**THE PROBLEM**
Transcribe every entry below word for word, but skip the pictures.
====== PROVIDED RECORDS ======
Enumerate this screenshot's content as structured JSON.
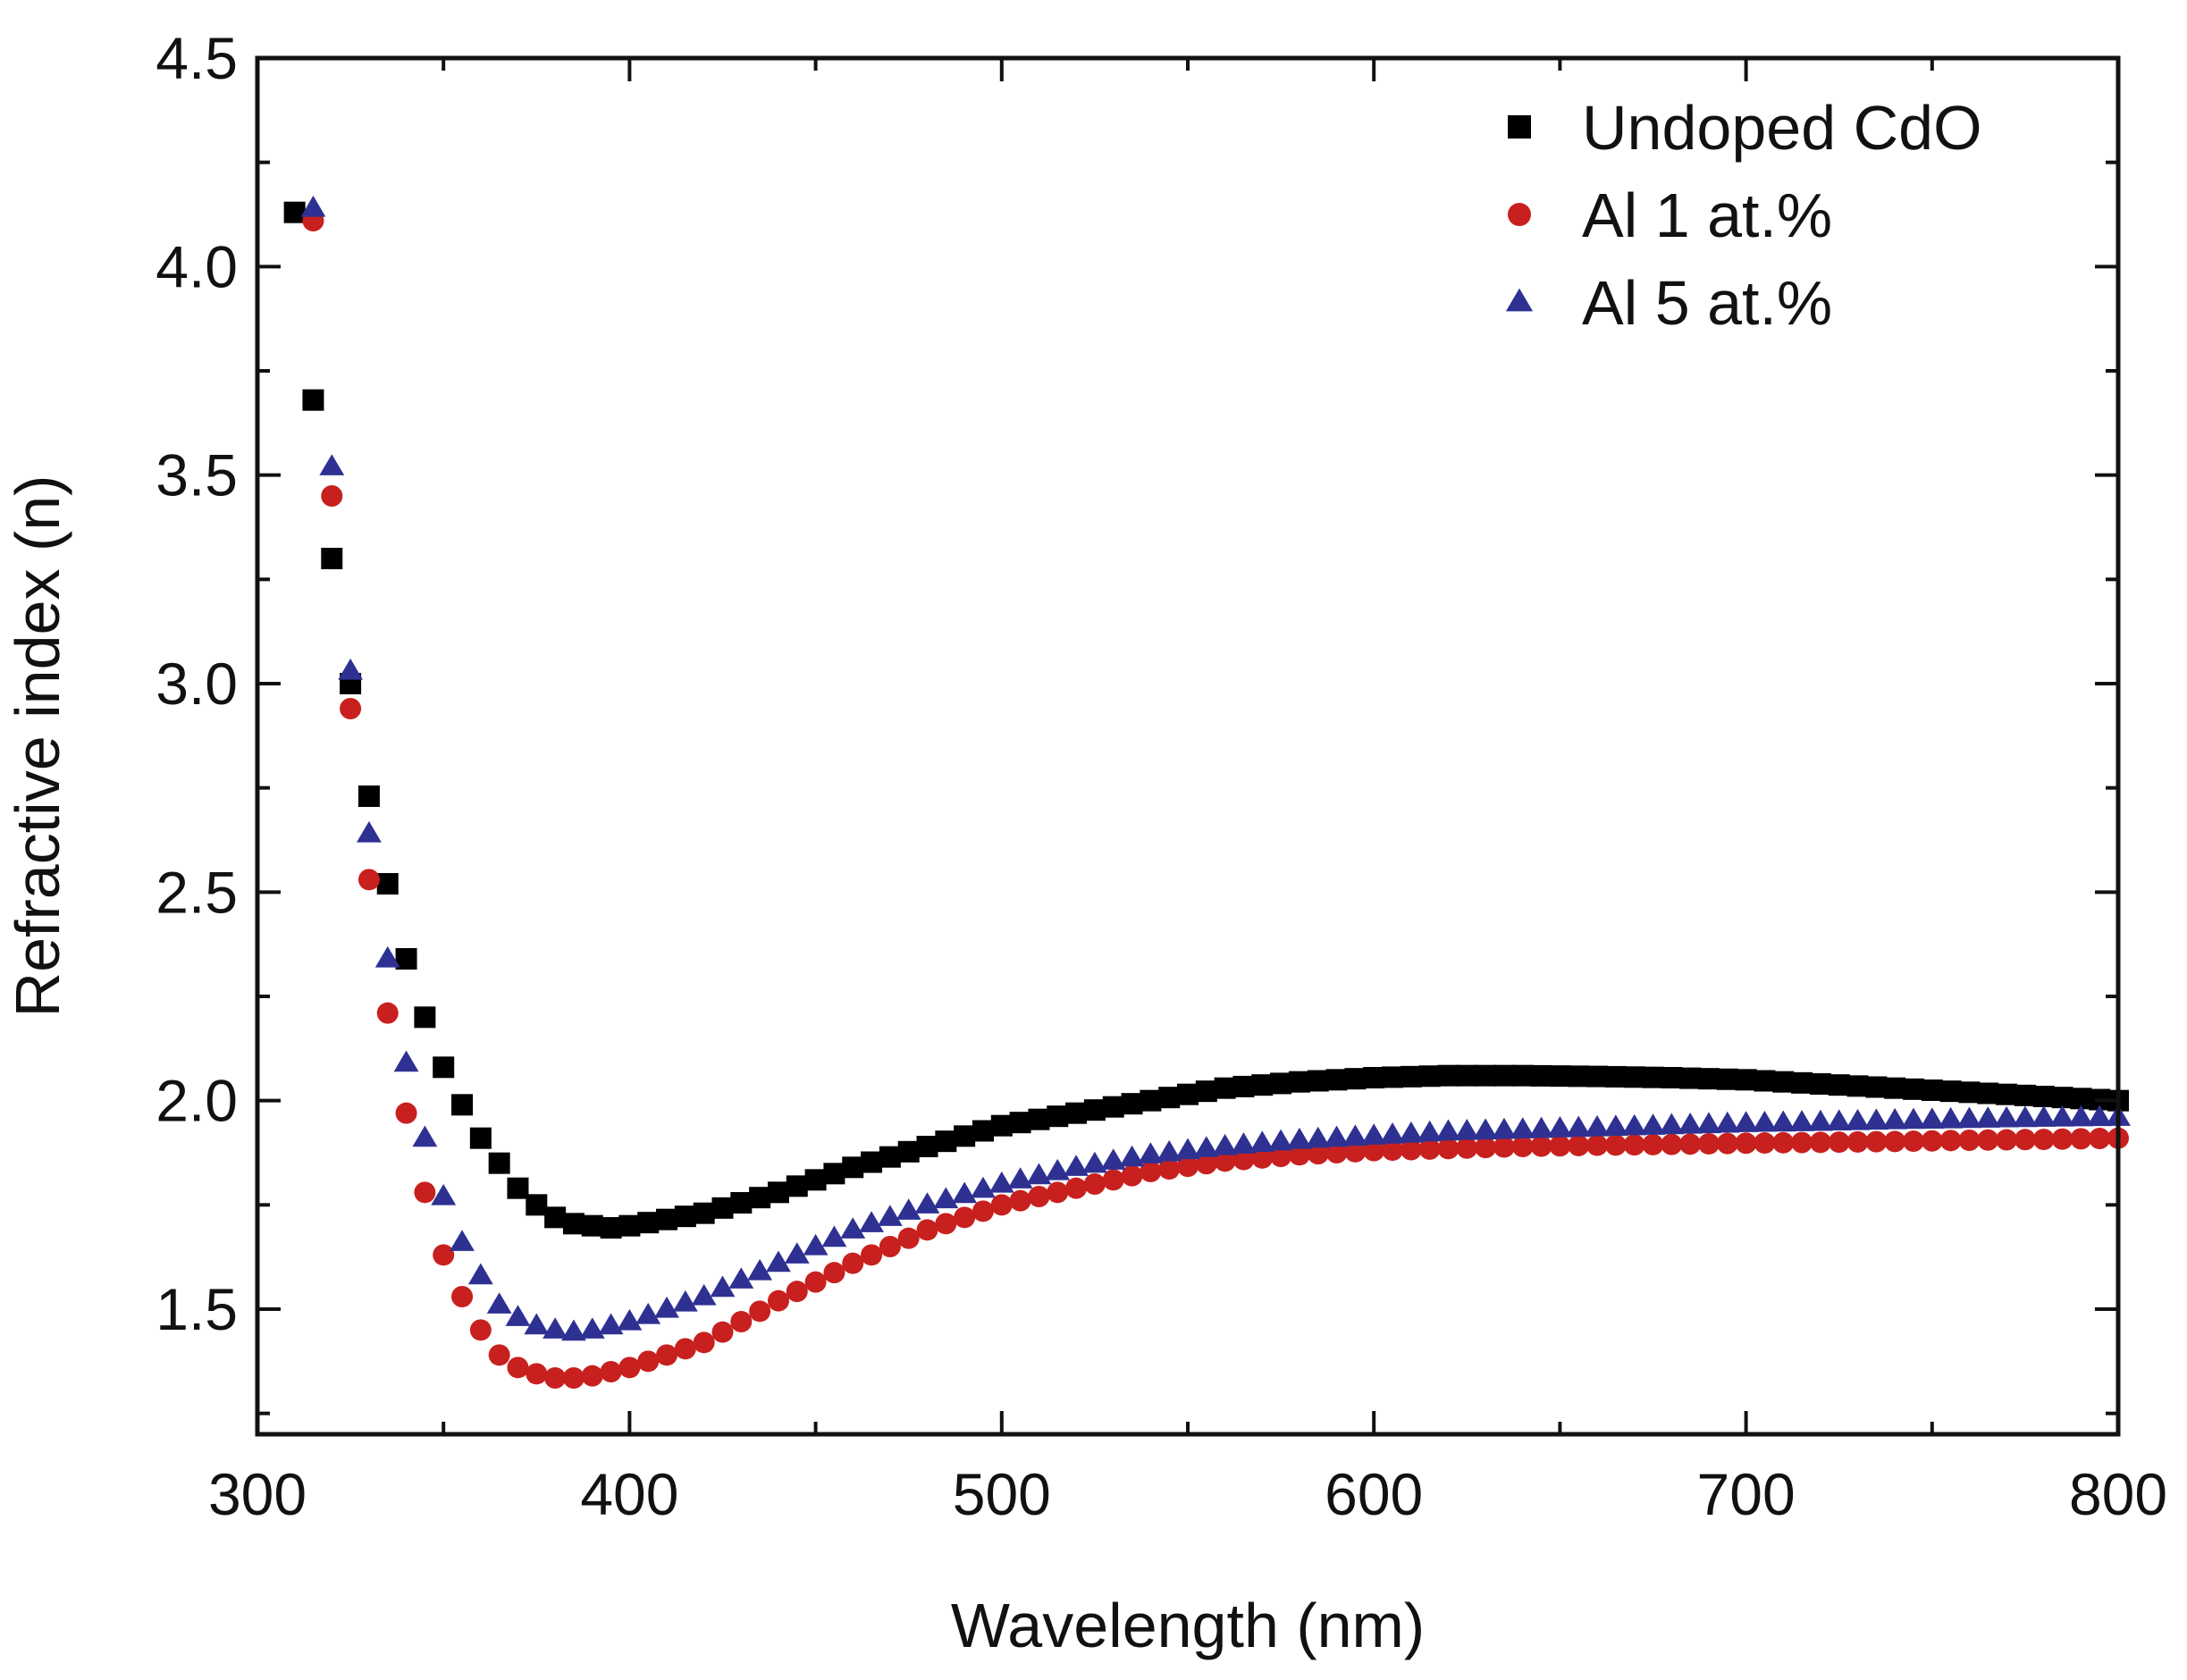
{
  "chart_data": {
    "type": "scatter",
    "title": "",
    "xlabel": "Wavelength (nm)",
    "ylabel": "Refractive index (n)",
    "xlim": [
      300,
      800
    ],
    "ylim": [
      1.2,
      4.5
    ],
    "xticks": [
      300,
      400,
      500,
      600,
      700,
      800
    ],
    "yticks": [
      1.5,
      2.0,
      2.5,
      3.0,
      3.5,
      4.0,
      4.5
    ],
    "xtick_labels": [
      "300",
      "400",
      "500",
      "600",
      "700",
      "800"
    ],
    "ytick_labels": [
      "1.5",
      "2.0",
      "2.5",
      "3.0",
      "3.5",
      "4.0",
      "4.5"
    ],
    "x_minor_step": 50,
    "y_minor_step": 0.25,
    "legend_position": "top-right",
    "x_start": 310,
    "x_end": 800,
    "x_step": 5,
    "series": [
      {
        "name": "Undoped CdO",
        "marker": "square",
        "color": "#000000",
        "anchors": [
          [
            310,
            4.13
          ],
          [
            315,
            3.68
          ],
          [
            320,
            3.3
          ],
          [
            325,
            3.0
          ],
          [
            330,
            2.73
          ],
          [
            335,
            2.52
          ],
          [
            340,
            2.34
          ],
          [
            345,
            2.2
          ],
          [
            350,
            2.08
          ],
          [
            355,
            1.99
          ],
          [
            360,
            1.91
          ],
          [
            365,
            1.85
          ],
          [
            370,
            1.79
          ],
          [
            375,
            1.75
          ],
          [
            380,
            1.72
          ],
          [
            385,
            1.705
          ],
          [
            390,
            1.7
          ],
          [
            395,
            1.695
          ],
          [
            400,
            1.7
          ],
          [
            420,
            1.73
          ],
          [
            440,
            1.78
          ],
          [
            460,
            1.84
          ],
          [
            480,
            1.89
          ],
          [
            500,
            1.94
          ],
          [
            520,
            1.97
          ],
          [
            540,
            2.0
          ],
          [
            560,
            2.03
          ],
          [
            580,
            2.045
          ],
          [
            600,
            2.055
          ],
          [
            620,
            2.06
          ],
          [
            640,
            2.06
          ],
          [
            660,
            2.058
          ],
          [
            680,
            2.055
          ],
          [
            700,
            2.05
          ],
          [
            720,
            2.04
          ],
          [
            740,
            2.03
          ],
          [
            760,
            2.02
          ],
          [
            780,
            2.01
          ],
          [
            800,
            2.0
          ]
        ]
      },
      {
        "name": "Al 1 at.%",
        "marker": "circle",
        "color": "#c8201e",
        "anchors": [
          [
            315,
            4.11
          ],
          [
            320,
            3.45
          ],
          [
            325,
            2.94
          ],
          [
            330,
            2.53
          ],
          [
            335,
            2.21
          ],
          [
            340,
            1.97
          ],
          [
            345,
            1.78
          ],
          [
            350,
            1.63
          ],
          [
            355,
            1.53
          ],
          [
            360,
            1.45
          ],
          [
            365,
            1.39
          ],
          [
            370,
            1.36
          ],
          [
            375,
            1.345
          ],
          [
            380,
            1.335
          ],
          [
            385,
            1.335
          ],
          [
            390,
            1.34
          ],
          [
            395,
            1.35
          ],
          [
            400,
            1.36
          ],
          [
            420,
            1.42
          ],
          [
            440,
            1.52
          ],
          [
            460,
            1.61
          ],
          [
            480,
            1.69
          ],
          [
            500,
            1.75
          ],
          [
            520,
            1.79
          ],
          [
            540,
            1.83
          ],
          [
            560,
            1.855
          ],
          [
            580,
            1.87
          ],
          [
            600,
            1.88
          ],
          [
            620,
            1.885
          ],
          [
            640,
            1.89
          ],
          [
            660,
            1.893
          ],
          [
            680,
            1.895
          ],
          [
            700,
            1.898
          ],
          [
            720,
            1.9
          ],
          [
            740,
            1.902
          ],
          [
            760,
            1.905
          ],
          [
            780,
            1.907
          ],
          [
            800,
            1.91
          ]
        ]
      },
      {
        "name": "Al 5 at.%",
        "marker": "triangle",
        "color": "#2e3192",
        "anchors": [
          [
            315,
            4.14
          ],
          [
            320,
            3.52
          ],
          [
            325,
            3.03
          ],
          [
            330,
            2.64
          ],
          [
            335,
            2.34
          ],
          [
            340,
            2.09
          ],
          [
            345,
            1.91
          ],
          [
            350,
            1.77
          ],
          [
            355,
            1.66
          ],
          [
            360,
            1.58
          ],
          [
            365,
            1.51
          ],
          [
            370,
            1.48
          ],
          [
            375,
            1.46
          ],
          [
            380,
            1.45
          ],
          [
            385,
            1.445
          ],
          [
            390,
            1.45
          ],
          [
            395,
            1.46
          ],
          [
            400,
            1.47
          ],
          [
            420,
            1.53
          ],
          [
            440,
            1.61
          ],
          [
            460,
            1.69
          ],
          [
            480,
            1.75
          ],
          [
            500,
            1.8
          ],
          [
            520,
            1.84
          ],
          [
            540,
            1.87
          ],
          [
            560,
            1.89
          ],
          [
            580,
            1.905
          ],
          [
            600,
            1.915
          ],
          [
            620,
            1.925
          ],
          [
            640,
            1.93
          ],
          [
            660,
            1.935
          ],
          [
            680,
            1.94
          ],
          [
            700,
            1.945
          ],
          [
            720,
            1.948
          ],
          [
            740,
            1.952
          ],
          [
            760,
            1.955
          ],
          [
            780,
            1.958
          ],
          [
            800,
            1.96
          ]
        ]
      }
    ]
  }
}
======
**COMPLETED TASK**
Enumerate this screenshot's content as structured JSON.
{
  "chart_data": {
    "type": "scatter",
    "title": "",
    "xlabel": "Wavelength (nm)",
    "ylabel": "Refractive index (n)",
    "xlim": [
      300,
      800
    ],
    "ylim": [
      1.2,
      4.5
    ],
    "xticks": [
      300,
      400,
      500,
      600,
      700,
      800
    ],
    "yticks": [
      1.5,
      2.0,
      2.5,
      3.0,
      3.5,
      4.0,
      4.5
    ],
    "xtick_labels": [
      "300",
      "400",
      "500",
      "600",
      "700",
      "800"
    ],
    "ytick_labels": [
      "1.5",
      "2.0",
      "2.5",
      "3.0",
      "3.5",
      "4.0",
      "4.5"
    ],
    "x_minor_step": 50,
    "y_minor_step": 0.25,
    "legend_position": "top-right",
    "x_start": 310,
    "x_end": 800,
    "x_step": 5,
    "series": [
      {
        "name": "Undoped CdO",
        "marker": "square",
        "color": "#000000",
        "anchors": [
          [
            310,
            4.13
          ],
          [
            315,
            3.68
          ],
          [
            320,
            3.3
          ],
          [
            325,
            3.0
          ],
          [
            330,
            2.73
          ],
          [
            335,
            2.52
          ],
          [
            340,
            2.34
          ],
          [
            345,
            2.2
          ],
          [
            350,
            2.08
          ],
          [
            355,
            1.99
          ],
          [
            360,
            1.91
          ],
          [
            365,
            1.85
          ],
          [
            370,
            1.79
          ],
          [
            375,
            1.75
          ],
          [
            380,
            1.72
          ],
          [
            385,
            1.705
          ],
          [
            390,
            1.7
          ],
          [
            395,
            1.695
          ],
          [
            400,
            1.7
          ],
          [
            420,
            1.73
          ],
          [
            440,
            1.78
          ],
          [
            460,
            1.84
          ],
          [
            480,
            1.89
          ],
          [
            500,
            1.94
          ],
          [
            520,
            1.97
          ],
          [
            540,
            2.0
          ],
          [
            560,
            2.03
          ],
          [
            580,
            2.045
          ],
          [
            600,
            2.055
          ],
          [
            620,
            2.06
          ],
          [
            640,
            2.06
          ],
          [
            660,
            2.058
          ],
          [
            680,
            2.055
          ],
          [
            700,
            2.05
          ],
          [
            720,
            2.04
          ],
          [
            740,
            2.03
          ],
          [
            760,
            2.02
          ],
          [
            780,
            2.01
          ],
          [
            800,
            2.0
          ]
        ]
      },
      {
        "name": "Al 1 at.%",
        "marker": "circle",
        "color": "#c8201e",
        "anchors": [
          [
            315,
            4.11
          ],
          [
            320,
            3.45
          ],
          [
            325,
            2.94
          ],
          [
            330,
            2.53
          ],
          [
            335,
            2.21
          ],
          [
            340,
            1.97
          ],
          [
            345,
            1.78
          ],
          [
            350,
            1.63
          ],
          [
            355,
            1.53
          ],
          [
            360,
            1.45
          ],
          [
            365,
            1.39
          ],
          [
            370,
            1.36
          ],
          [
            375,
            1.345
          ],
          [
            380,
            1.335
          ],
          [
            385,
            1.335
          ],
          [
            390,
            1.34
          ],
          [
            395,
            1.35
          ],
          [
            400,
            1.36
          ],
          [
            420,
            1.42
          ],
          [
            440,
            1.52
          ],
          [
            460,
            1.61
          ],
          [
            480,
            1.69
          ],
          [
            500,
            1.75
          ],
          [
            520,
            1.79
          ],
          [
            540,
            1.83
          ],
          [
            560,
            1.855
          ],
          [
            580,
            1.87
          ],
          [
            600,
            1.88
          ],
          [
            620,
            1.885
          ],
          [
            640,
            1.89
          ],
          [
            660,
            1.893
          ],
          [
            680,
            1.895
          ],
          [
            700,
            1.898
          ],
          [
            720,
            1.9
          ],
          [
            740,
            1.902
          ],
          [
            760,
            1.905
          ],
          [
            780,
            1.907
          ],
          [
            800,
            1.91
          ]
        ]
      },
      {
        "name": "Al 5 at.%",
        "marker": "triangle",
        "color": "#2e3192",
        "anchors": [
          [
            315,
            4.14
          ],
          [
            320,
            3.52
          ],
          [
            325,
            3.03
          ],
          [
            330,
            2.64
          ],
          [
            335,
            2.34
          ],
          [
            340,
            2.09
          ],
          [
            345,
            1.91
          ],
          [
            350,
            1.77
          ],
          [
            355,
            1.66
          ],
          [
            360,
            1.58
          ],
          [
            365,
            1.51
          ],
          [
            370,
            1.48
          ],
          [
            375,
            1.46
          ],
          [
            380,
            1.45
          ],
          [
            385,
            1.445
          ],
          [
            390,
            1.45
          ],
          [
            395,
            1.46
          ],
          [
            400,
            1.47
          ],
          [
            420,
            1.53
          ],
          [
            440,
            1.61
          ],
          [
            460,
            1.69
          ],
          [
            480,
            1.75
          ],
          [
            500,
            1.8
          ],
          [
            520,
            1.84
          ],
          [
            540,
            1.87
          ],
          [
            560,
            1.89
          ],
          [
            580,
            1.905
          ],
          [
            600,
            1.915
          ],
          [
            620,
            1.925
          ],
          [
            640,
            1.93
          ],
          [
            660,
            1.935
          ],
          [
            680,
            1.94
          ],
          [
            700,
            1.945
          ],
          [
            720,
            1.948
          ],
          [
            740,
            1.952
          ],
          [
            760,
            1.955
          ],
          [
            780,
            1.958
          ],
          [
            800,
            1.96
          ]
        ]
      }
    ]
  }
}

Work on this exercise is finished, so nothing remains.